## WHAT TO DO
Wherever a line below holds the word "type", copy that line.

# EXCERPTED DATA start

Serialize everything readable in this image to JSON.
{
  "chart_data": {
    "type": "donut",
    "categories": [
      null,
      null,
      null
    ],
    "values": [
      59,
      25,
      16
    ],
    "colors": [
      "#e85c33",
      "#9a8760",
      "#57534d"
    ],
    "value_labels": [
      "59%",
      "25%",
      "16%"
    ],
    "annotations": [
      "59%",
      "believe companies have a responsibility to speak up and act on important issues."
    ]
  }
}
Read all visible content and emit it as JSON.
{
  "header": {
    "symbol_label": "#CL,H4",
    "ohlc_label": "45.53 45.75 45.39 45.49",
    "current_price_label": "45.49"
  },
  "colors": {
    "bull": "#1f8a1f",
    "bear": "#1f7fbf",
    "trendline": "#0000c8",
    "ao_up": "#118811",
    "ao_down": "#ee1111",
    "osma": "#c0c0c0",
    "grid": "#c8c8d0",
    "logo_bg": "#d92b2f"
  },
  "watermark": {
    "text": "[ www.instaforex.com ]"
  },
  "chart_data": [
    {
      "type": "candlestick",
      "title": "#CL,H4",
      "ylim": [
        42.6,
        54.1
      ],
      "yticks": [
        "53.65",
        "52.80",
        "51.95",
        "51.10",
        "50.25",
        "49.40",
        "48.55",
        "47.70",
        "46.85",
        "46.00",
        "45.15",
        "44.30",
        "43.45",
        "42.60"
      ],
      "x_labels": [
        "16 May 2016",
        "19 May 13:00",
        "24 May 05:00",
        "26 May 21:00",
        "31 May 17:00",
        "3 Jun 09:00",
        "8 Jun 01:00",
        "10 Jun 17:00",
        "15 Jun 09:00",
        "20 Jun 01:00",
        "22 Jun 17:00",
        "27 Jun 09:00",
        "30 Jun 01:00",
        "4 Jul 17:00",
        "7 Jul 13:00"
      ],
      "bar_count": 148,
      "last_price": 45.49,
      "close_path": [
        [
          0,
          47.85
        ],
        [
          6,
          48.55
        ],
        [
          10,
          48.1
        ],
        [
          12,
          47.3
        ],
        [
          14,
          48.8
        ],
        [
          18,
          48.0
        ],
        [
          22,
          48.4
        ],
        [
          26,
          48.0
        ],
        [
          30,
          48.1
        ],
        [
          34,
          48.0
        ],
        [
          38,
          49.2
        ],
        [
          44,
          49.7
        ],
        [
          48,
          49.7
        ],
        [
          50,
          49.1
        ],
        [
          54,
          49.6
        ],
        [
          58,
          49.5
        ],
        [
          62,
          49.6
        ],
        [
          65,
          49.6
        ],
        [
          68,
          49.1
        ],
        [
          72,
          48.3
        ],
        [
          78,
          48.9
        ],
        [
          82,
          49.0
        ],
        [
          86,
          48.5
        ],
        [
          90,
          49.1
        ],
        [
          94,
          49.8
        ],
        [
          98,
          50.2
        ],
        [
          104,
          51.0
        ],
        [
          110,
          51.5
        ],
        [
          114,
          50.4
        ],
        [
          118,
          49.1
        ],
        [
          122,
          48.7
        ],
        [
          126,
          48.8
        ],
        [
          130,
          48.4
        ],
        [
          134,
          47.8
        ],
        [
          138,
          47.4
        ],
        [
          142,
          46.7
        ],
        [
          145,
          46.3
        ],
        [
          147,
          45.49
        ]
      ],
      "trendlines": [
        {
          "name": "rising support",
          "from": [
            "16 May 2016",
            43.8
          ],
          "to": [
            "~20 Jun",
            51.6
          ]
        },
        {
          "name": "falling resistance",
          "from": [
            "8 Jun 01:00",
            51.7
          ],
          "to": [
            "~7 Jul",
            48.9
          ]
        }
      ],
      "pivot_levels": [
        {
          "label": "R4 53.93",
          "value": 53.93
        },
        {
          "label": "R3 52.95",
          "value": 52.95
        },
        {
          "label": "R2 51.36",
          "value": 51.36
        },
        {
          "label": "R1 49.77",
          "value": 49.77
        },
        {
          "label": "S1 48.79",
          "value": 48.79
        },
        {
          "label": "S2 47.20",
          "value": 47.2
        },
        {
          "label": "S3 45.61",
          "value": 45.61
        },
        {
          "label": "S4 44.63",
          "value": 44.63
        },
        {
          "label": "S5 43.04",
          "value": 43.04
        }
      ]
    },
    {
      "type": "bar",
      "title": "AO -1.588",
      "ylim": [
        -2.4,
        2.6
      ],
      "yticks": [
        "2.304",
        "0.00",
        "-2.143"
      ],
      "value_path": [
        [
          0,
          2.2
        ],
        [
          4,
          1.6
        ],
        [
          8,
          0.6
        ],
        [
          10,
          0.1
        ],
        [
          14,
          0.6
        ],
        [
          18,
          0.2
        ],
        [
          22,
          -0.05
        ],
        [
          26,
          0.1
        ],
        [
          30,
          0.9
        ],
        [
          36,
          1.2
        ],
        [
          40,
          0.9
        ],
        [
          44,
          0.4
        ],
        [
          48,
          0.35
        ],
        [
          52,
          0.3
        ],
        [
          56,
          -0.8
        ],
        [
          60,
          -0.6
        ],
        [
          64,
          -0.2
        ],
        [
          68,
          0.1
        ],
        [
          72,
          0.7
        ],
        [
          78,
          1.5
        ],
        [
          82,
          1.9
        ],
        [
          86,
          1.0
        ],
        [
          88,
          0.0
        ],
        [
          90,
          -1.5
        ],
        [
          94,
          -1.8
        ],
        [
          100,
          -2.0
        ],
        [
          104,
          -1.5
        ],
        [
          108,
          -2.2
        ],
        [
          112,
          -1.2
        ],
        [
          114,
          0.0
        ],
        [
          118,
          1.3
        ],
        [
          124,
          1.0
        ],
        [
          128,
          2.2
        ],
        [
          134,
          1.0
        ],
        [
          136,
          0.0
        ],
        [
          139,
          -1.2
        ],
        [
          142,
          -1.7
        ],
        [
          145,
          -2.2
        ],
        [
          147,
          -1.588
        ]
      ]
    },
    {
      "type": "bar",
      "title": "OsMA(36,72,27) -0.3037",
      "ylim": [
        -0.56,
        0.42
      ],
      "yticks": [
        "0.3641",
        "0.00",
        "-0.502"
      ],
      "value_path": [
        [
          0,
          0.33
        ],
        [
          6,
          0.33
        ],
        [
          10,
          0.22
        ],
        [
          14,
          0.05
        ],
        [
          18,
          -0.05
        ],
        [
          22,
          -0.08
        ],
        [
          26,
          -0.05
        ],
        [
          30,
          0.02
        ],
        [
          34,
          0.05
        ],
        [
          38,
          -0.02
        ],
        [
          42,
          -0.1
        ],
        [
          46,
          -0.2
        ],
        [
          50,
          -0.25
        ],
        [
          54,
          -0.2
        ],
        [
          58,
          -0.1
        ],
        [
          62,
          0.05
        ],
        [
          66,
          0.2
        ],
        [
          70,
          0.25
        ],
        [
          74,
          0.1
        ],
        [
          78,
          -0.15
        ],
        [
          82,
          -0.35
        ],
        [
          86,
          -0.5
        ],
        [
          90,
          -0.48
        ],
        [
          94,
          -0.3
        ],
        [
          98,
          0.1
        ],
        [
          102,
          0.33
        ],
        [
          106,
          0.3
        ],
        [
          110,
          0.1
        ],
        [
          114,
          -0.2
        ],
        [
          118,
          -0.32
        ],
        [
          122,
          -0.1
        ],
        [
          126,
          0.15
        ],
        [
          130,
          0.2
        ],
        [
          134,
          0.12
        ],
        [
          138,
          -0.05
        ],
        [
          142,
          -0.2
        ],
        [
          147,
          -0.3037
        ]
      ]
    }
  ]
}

# EXCERPTED DATA end
# EXCERPTED DATA start

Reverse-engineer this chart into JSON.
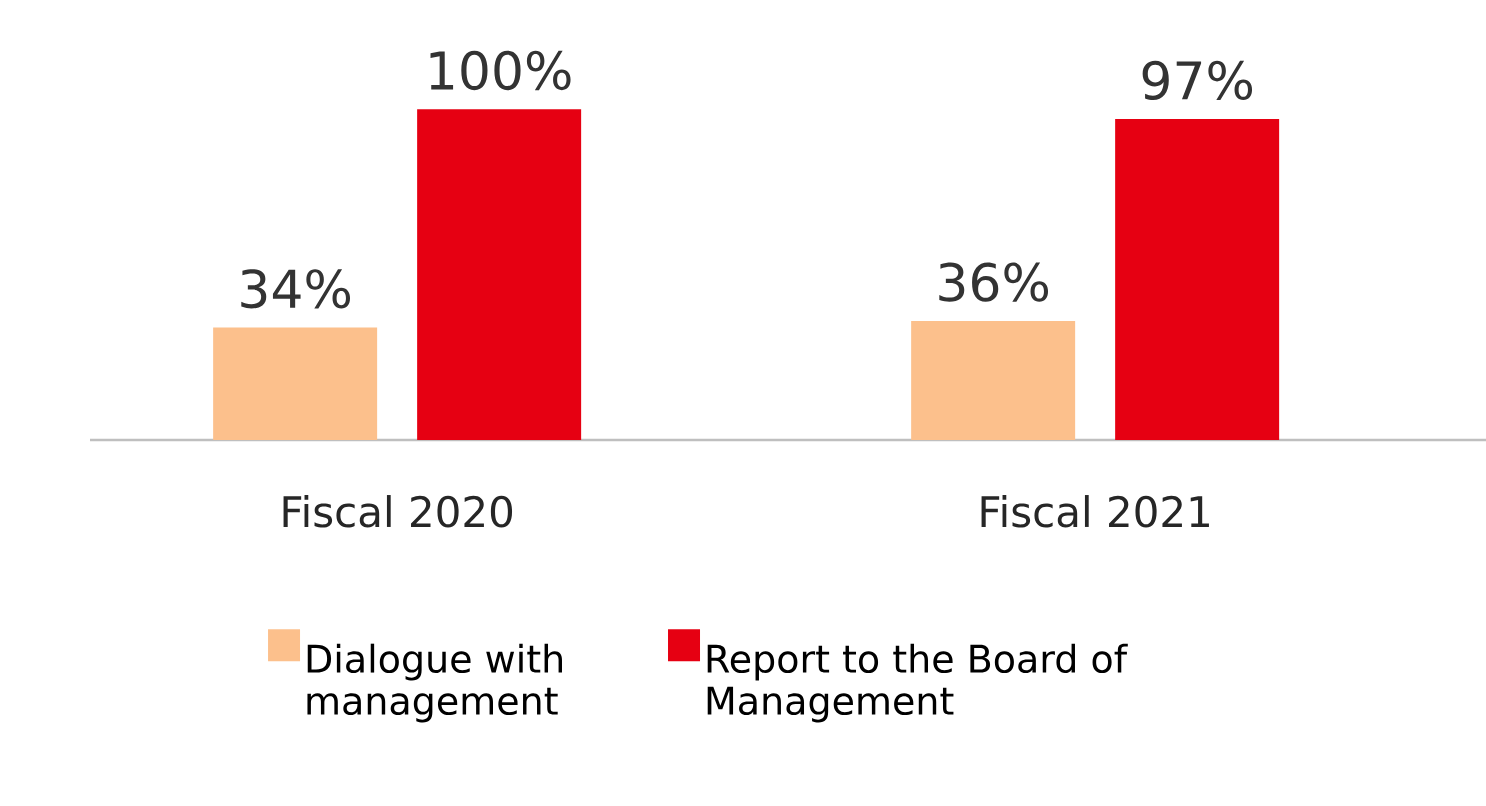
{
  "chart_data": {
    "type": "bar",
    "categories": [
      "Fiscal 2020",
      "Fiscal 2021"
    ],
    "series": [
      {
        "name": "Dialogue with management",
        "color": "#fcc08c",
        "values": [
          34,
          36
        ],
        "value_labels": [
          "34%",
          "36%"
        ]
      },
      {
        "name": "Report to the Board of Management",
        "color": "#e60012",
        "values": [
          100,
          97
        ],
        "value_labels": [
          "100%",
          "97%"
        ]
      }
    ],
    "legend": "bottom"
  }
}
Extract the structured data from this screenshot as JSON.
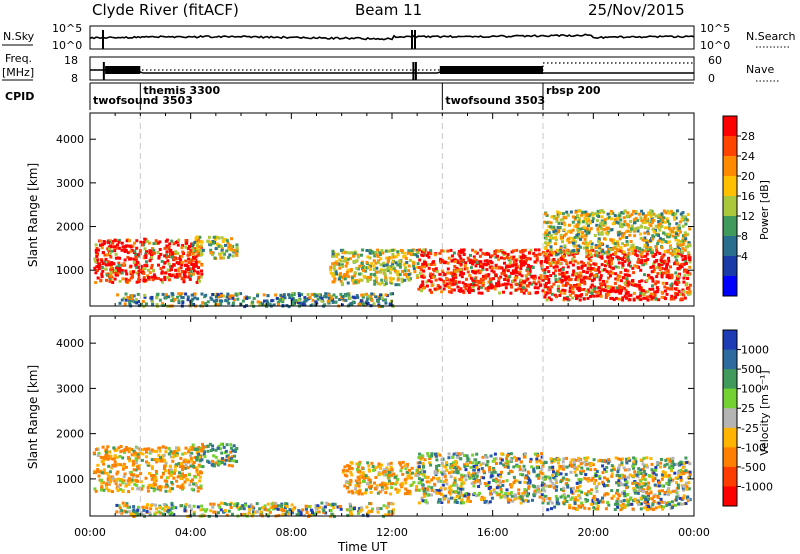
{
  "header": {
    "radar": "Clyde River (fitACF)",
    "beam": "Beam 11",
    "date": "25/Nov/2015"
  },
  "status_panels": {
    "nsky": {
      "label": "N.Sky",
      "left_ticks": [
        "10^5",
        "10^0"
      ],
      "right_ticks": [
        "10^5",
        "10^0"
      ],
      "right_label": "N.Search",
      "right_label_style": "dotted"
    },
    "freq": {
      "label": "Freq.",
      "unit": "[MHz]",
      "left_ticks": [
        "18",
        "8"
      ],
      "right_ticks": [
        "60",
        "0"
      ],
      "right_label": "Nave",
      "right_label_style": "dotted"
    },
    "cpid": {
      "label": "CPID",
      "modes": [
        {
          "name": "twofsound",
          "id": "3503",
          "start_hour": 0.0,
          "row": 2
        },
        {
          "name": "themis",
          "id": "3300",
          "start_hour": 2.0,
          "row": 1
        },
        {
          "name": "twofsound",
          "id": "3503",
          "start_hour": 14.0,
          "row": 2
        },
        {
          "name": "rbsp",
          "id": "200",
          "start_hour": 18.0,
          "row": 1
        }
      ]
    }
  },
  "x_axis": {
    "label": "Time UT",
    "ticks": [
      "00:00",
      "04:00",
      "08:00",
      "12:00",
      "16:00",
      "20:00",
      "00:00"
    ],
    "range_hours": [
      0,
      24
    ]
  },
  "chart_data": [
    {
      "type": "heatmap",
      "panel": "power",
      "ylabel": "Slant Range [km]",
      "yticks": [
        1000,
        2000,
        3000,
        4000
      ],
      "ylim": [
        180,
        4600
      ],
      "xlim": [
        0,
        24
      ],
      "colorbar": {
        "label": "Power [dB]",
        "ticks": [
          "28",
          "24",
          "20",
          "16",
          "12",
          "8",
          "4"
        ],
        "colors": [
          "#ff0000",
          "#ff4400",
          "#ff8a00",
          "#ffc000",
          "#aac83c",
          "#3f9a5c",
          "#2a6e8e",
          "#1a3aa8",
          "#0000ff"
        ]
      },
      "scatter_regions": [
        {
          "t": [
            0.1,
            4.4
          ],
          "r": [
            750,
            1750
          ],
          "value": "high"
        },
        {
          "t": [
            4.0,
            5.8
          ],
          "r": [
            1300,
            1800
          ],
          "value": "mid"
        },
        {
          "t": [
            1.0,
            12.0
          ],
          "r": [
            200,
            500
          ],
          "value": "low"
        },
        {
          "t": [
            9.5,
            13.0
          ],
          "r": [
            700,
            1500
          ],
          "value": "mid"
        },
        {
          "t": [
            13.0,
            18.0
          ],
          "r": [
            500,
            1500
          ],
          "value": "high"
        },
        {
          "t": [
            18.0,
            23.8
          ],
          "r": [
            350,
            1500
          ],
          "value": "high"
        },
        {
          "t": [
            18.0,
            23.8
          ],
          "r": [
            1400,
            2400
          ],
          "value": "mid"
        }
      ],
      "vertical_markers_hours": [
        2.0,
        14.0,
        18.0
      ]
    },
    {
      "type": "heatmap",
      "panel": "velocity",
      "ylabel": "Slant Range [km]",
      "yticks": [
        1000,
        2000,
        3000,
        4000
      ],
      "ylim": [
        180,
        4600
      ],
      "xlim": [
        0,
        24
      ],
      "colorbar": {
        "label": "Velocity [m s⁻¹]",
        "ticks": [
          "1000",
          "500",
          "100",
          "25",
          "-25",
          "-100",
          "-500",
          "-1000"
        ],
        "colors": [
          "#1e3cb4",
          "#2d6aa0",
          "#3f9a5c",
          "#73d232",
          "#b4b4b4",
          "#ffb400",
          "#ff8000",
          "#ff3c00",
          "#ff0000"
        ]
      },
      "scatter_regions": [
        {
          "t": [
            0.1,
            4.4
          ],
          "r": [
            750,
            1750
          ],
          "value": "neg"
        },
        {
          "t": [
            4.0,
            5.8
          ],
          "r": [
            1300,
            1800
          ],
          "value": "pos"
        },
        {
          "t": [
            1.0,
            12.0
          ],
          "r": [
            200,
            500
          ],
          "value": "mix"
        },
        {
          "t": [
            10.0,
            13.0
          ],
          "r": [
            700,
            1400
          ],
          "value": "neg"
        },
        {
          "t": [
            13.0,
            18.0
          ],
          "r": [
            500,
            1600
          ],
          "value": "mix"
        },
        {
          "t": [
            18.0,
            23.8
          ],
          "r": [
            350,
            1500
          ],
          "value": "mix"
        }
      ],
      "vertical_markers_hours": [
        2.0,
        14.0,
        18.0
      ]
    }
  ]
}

# EXCERPTED DATA end

## REPLY
    "type": "donut",
      "type": "candlestick",
      "type": "bar",
      "type": "bar",
    "type": "bar",
      "type": "heatmap",
      "type": "heatmap",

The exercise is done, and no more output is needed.